DESCRIPTION OF THE TASK:
Word for word, print each line of the listing below; pictures stay out.

---

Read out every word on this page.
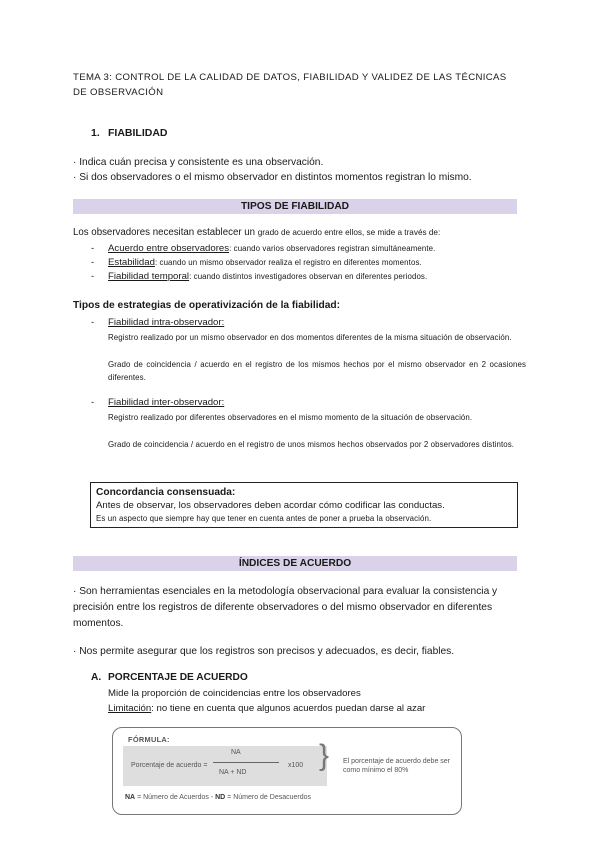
TEMA 3: CONTROL DE LA CALIDAD DE DATOS, FIABILIDAD Y VALIDEZ DE LAS TÉCNICAS
DE OBSERVACIÓN
1. FIABILIDAD
· Indica cuán precisa y consistente es una observación.
· Si dos observadores o el mismo observador en distintos momentos registran lo mismo.
TIPOS DE FIABILIDAD
Los observadores necesitan establecer un grado de acuerdo entre ellos, se mide a través de:
- Acuerdo entre observadores: cuando varios observadores registran simultáneamente.
- Estabilidad: cuando un mismo observador realiza el registro en diferentes momentos.
- Fiabilidad temporal: cuando distintos investigadores observan en diferentes periodos.
Tipos de estrategias de operativización de la fiabilidad:
- Fiabilidad intra-observador:
Registro realizado por un mismo observador en dos momentos diferentes de la misma situación de observación.
Grado de coincidencia / acuerdo en el registro de los mismos hechos por el mismo observador en 2 ocasiones diferentes.
- Fiabilidad inter-observador:
Registro realizado por diferentes observadores en el mismo momento de la situación de observación.
Grado de coincidencia / acuerdo en el registro de unos mismos hechos observados por 2 observadores distintos.
Concordancia consensuada:
Antes de observar, los observadores deben acordar cómo codificar las conductas.
Es un aspecto que siempre hay que tener en cuenta antes de poner a prueba la observación.
ÍNDICES DE ACUERDO
· Son herramientas esenciales en la metodología observacional para evaluar la consistencia y precisión entre los registros de diferente observadores o del mismo observador en diferentes momentos.
· Nos permite asegurar que los registros son precisos y adecuados, es decir, fiables.
A. PORCENTAJE DE ACUERDO
Mide la proporción de coincidencias entre los observadores
Limitación: no tiene en cuenta que algunos acuerdos puedan darse al azar
FÓRMULA:
Porcentaje de acuerdo =
NA
NA + ND
x100 } El porcentaje de acuerdo debe ser como mínimo el 80%
NA = Número de Acuerdos - ND = Número de Desacuerdos
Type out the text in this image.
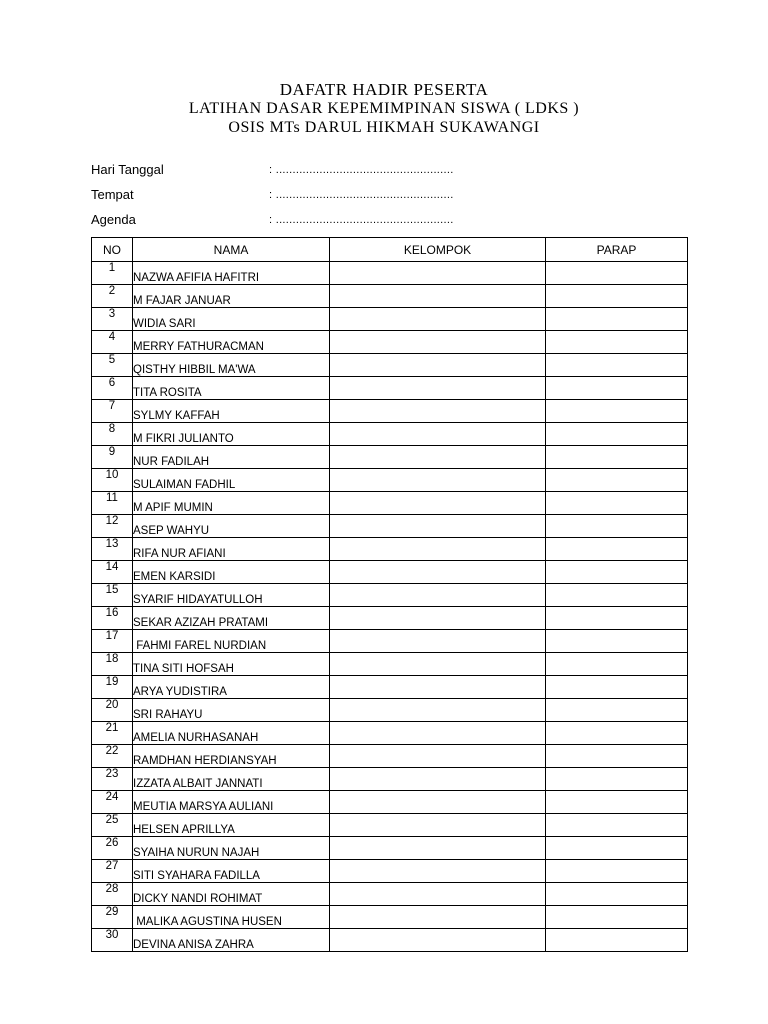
DAFATR HADIR PESERTA
LATIHAN DASAR KEPEMIMPINAN SISWA ( LDKS )
OSIS MTs DARUL HIKMAH SUKAWANGI
Hari Tanggal	: .....................................................
Tempat	: .....................................................
Agenda	: .....................................................
NO	NAMA	KELOMPOK	PARAP
1	NAZWA AFIFIA HAFITRI		
2	M FAJAR JANUAR		
3	WIDIA SARI		
4	MERRY FATHURACMAN		
5	QISTHY HIBBIL MA'WA		
6	TITA ROSITA		
7	SYLMY KAFFAH		
8	M FIKRI JULIANTO		
9	NUR FADILAH		
10	SULAIMAN FADHIL		
11	M APIF MUMIN		
12	ASEP WAHYU		
13	RIFA NUR AFIANI		
14	EMEN KARSIDI		
15	SYARIF HIDAYATULLOH		
16	SEKAR AZIZAH PRATAMI		
17	FAHMI FAREL NURDIAN		
18	TINA SITI HOFSAH		
19	ARYA YUDISTIRA		
20	SRI RAHAYU		
21	AMELIA NURHASANAH		
22	RAMDHAN HERDIANSYAH		
23	IZZATA ALBAIT JANNATI		
24	MEUTIA MARSYA AULIANI		
25	HELSEN APRILLYA		
26	SYAIHA NURUN NAJAH		
27	SITI SYAHARA FADILLA		
28	DICKY NANDI ROHIMAT		
29	MALIKA AGUSTINA HUSEN		
30	DEVINA ANISA ZAHRA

---

TASK RESULT:
Read out every word on this page.
TEMA 3: CONTROL DE LA CALIDAD DE DATOS, FIABILIDAD Y VALIDEZ DE LAS TÉCNICAS
DE OBSERVACIÓN
1. FIABILIDAD
· Indica cuán precisa y consistente es una observación.
· Si dos observadores o el mismo observador en distintos momentos registran lo mismo.
TIPOS DE FIABILIDAD
Los observadores necesitan establecer un grado de acuerdo entre ellos, se mide a través de:
- Acuerdo entre observadores: cuando varios observadores registran simultáneamente.
- Estabilidad: cuando un mismo observador realiza el registro en diferentes momentos.
- Fiabilidad temporal: cuando distintos investigadores observan en diferentes periodos.
Tipos de estrategias de operativización de la fiabilidad:
- Fiabilidad intra-observador:
Registro realizado por un mismo observador en dos momentos diferentes de la misma situación de observación.
Grado de coincidencia / acuerdo en el registro de los mismos hechos por el mismo observador en 2 ocasiones diferentes.
- Fiabilidad inter-observador:
Registro realizado por diferentes observadores en el mismo momento de la situación de observación.
Grado de coincidencia / acuerdo en el registro de unos mismos hechos observados por 2 observadores distintos.
Concordancia consensuada:
Antes de observar, los observadores deben acordar cómo codificar las conductas.
Es un aspecto que siempre hay que tener en cuenta antes de poner a prueba la observación.
ÍNDICES DE ACUERDO
· Son herramientas esenciales en la metodología observacional para evaluar la consistencia y precisión entre los registros de diferente observadores o del mismo observador en diferentes momentos.
· Nos permite asegurar que los registros son precisos y adecuados, es decir, fiables.
A. PORCENTAJE DE ACUERDO
Mide la proporción de coincidencias entre los observadores
Limitación: no tiene en cuenta que algunos acuerdos puedan darse al azar
FÓRMULA:
Porcentaje de acuerdo =
NA
NA + ND
x100 } El porcentaje de acuerdo debe ser como mínimo el 80%
NA = Número de Acuerdos - ND = Número de Desacuerdos
Type out the text in this image.
DAFATR HADIR PESERTA
LATIHAN DASAR KEPEMIMPINAN SISWA ( LDKS )
OSIS MTs DARUL HIKMAH SUKAWANGI
Hari Tanggal	: .....................................................
Tempat	: .....................................................
Agenda	: .....................................................
NO	NAMA	KELOMPOK	PARAP
1	NAZWA AFIFIA HAFITRI		
2	M FAJAR JANUAR		
3	WIDIA SARI		
4	MERRY FATHURACMAN		
5	QISTHY HIBBIL MA'WA		
6	TITA ROSITA		
7	SYLMY KAFFAH		
8	M FIKRI JULIANTO		
9	NUR FADILAH		
10	SULAIMAN FADHIL		
11	M APIF MUMIN		
12	ASEP WAHYU		
13	RIFA NUR AFIANI		
14	EMEN KARSIDI		
15	SYARIF HIDAYATULLOH		
16	SEKAR AZIZAH PRATAMI		
17	FAHMI FAREL NURDIAN		
18	TINA SITI HOFSAH		
19	ARYA YUDISTIRA		
20	SRI RAHAYU		
21	AMELIA NURHASANAH		
22	RAMDHAN HERDIANSYAH		
23	IZZATA ALBAIT JANNATI		
24	MEUTIA MARSYA AULIANI		
25	HELSEN APRILLYA		
26	SYAIHA NURUN NAJAH		
27	SITI SYAHARA FADILLA		
28	DICKY NANDI ROHIMAT		
29	MALIKA AGUSTINA HUSEN		
30	DEVINA ANISA ZAHRA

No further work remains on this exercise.